• To be done
Copy every record below exactly as written, but leave out the pictures.
==== Material
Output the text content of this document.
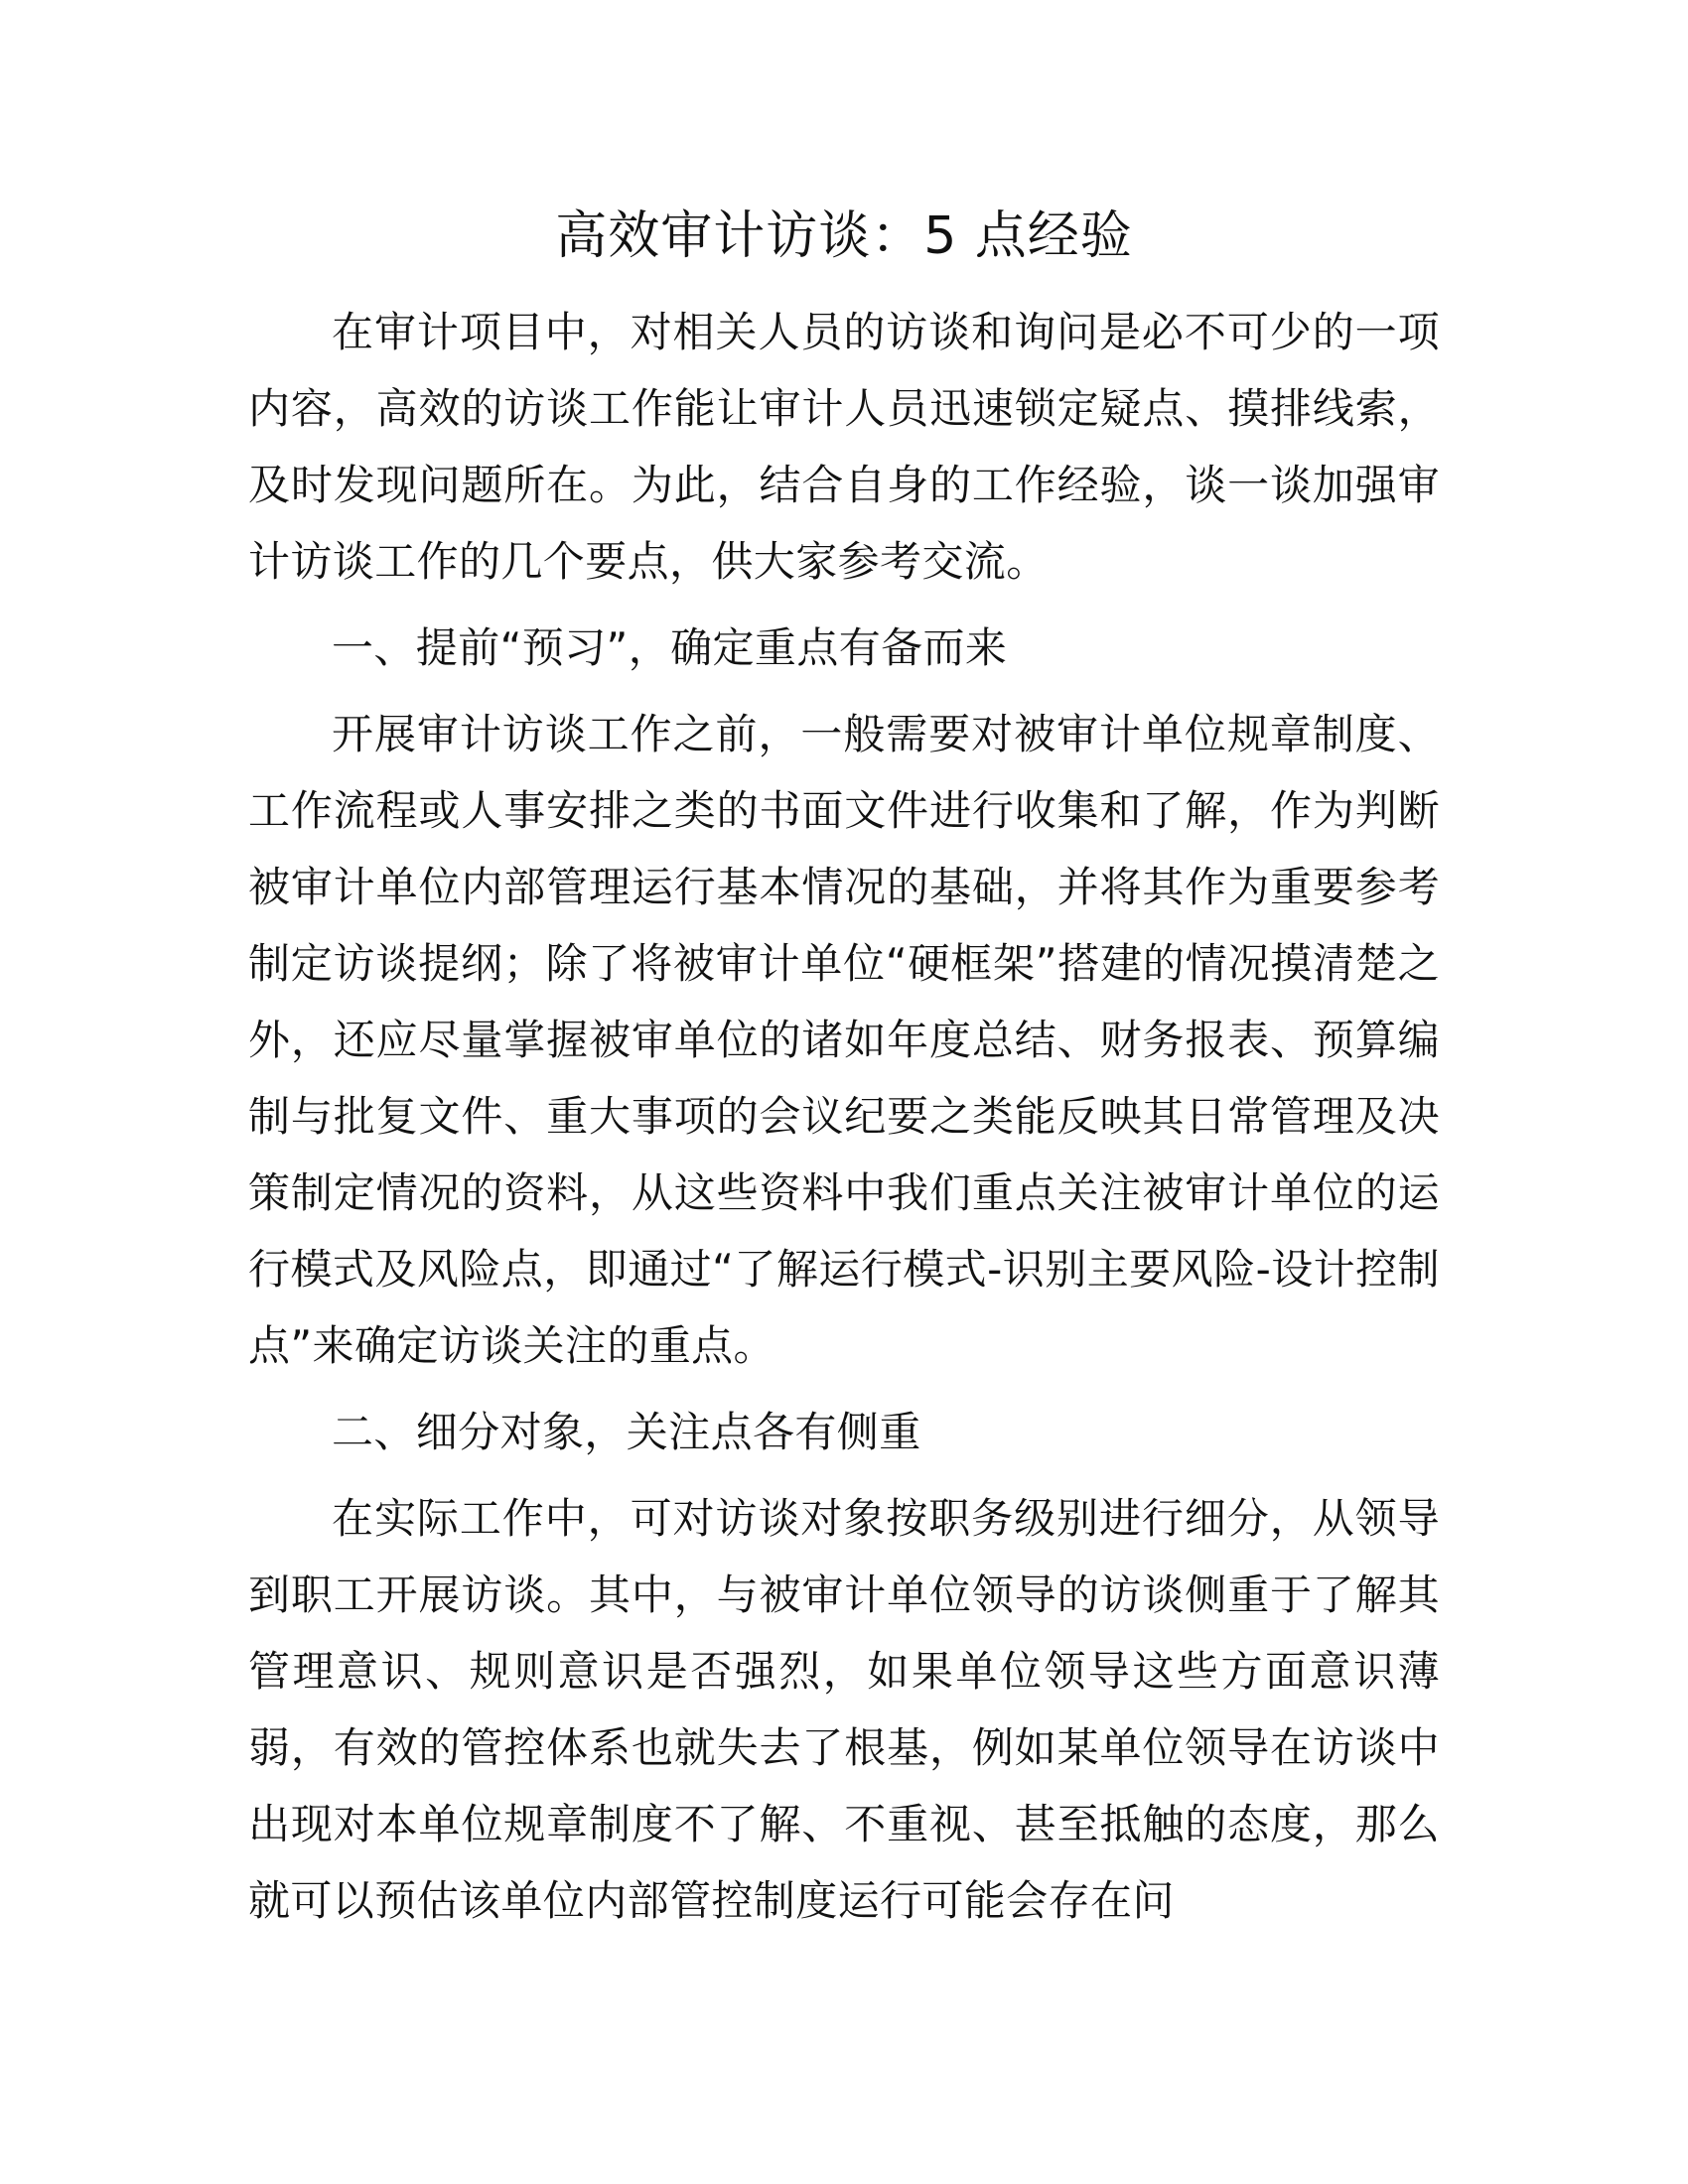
高效审计访谈：5 点经验

在审计项目中，对相关人员的访谈和询问是必不可少的一项内容，高效的访谈工作能让审计人员迅速锁定疑点、摸排线索，及时发现问题所在。为此，结合自身的工作经验，谈一谈加强审计访谈工作的几个要点，供大家参考交流。

一、提前“预习”，确定重点有备而来

开展审计访谈工作之前，一般需要对被审计单位规章制度、工作流程或人事安排之类的书面文件进行收集和了解，作为判断被审计单位内部管理运行基本情况的基础，并将其作为重要参考制定访谈提纲；除了将被审计单位“硬框架”搭建的情况摸清楚之外，还应尽量掌握被审单位的诸如年度总结、财务报表、预算编制与批复文件、重大事项的会议纪要之类能反映其日常管理及决策制定情况的资料，从这些资料中我们重点关注被审计单位的运行模式及风险点，即通过“了解运行模式-识别主要风险-设计控制点”来确定访谈关注的重点。

二、细分对象，关注点各有侧重

在实际工作中，可对访谈对象按职务级别进行细分，从领导到职工开展访谈。其中，与被审计单位领导的访谈侧重于了解其管理意识、规则意识是否强烈，如果单位领导这些方面意识薄弱，有效的管控体系也就失去了根基，例如某单位领导在访谈中出现对本单位规章制度不了解、不重视、甚至抵触的态度，那么就可以预估该单位内部管控制度运行可能会存在问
========
• Task solution
Output the text content of this document.
高效审计访谈：5 点经验

在审计项目中，对相关人员的访谈和询问是必不可少的一项内容，高效的访谈工作能让审计人员迅速锁定疑点、摸排线索，及时发现问题所在。为此，结合自身的工作经验，谈一谈加强审计访谈工作的几个要点，供大家参考交流。

一、提前“预习”，确定重点有备而来

开展审计访谈工作之前，一般需要对被审计单位规章制度、工作流程或人事安排之类的书面文件进行收集和了解，作为判断被审计单位内部管理运行基本情况的基础，并将其作为重要参考制定访谈提纲；除了将被审计单位“硬框架”搭建的情况摸清楚之外，还应尽量掌握被审单位的诸如年度总结、财务报表、预算编制与批复文件、重大事项的会议纪要之类能反映其日常管理及决策制定情况的资料，从这些资料中我们重点关注被审计单位的运行模式及风险点，即通过“了解运行模式-识别主要风险-设计控制点”来确定访谈关注的重点。

二、细分对象，关注点各有侧重

在实际工作中，可对访谈对象按职务级别进行细分，从领导到职工开展访谈。其中，与被审计单位领导的访谈侧重于了解其管理意识、规则意识是否强烈，如果单位领导这些方面意识薄弱，有效的管控体系也就失去了根基，例如某单位领导在访谈中出现对本单位规章制度不了解、不重视、甚至抵触的态度，那么就可以预估该单位内部管控制度运行可能会存在问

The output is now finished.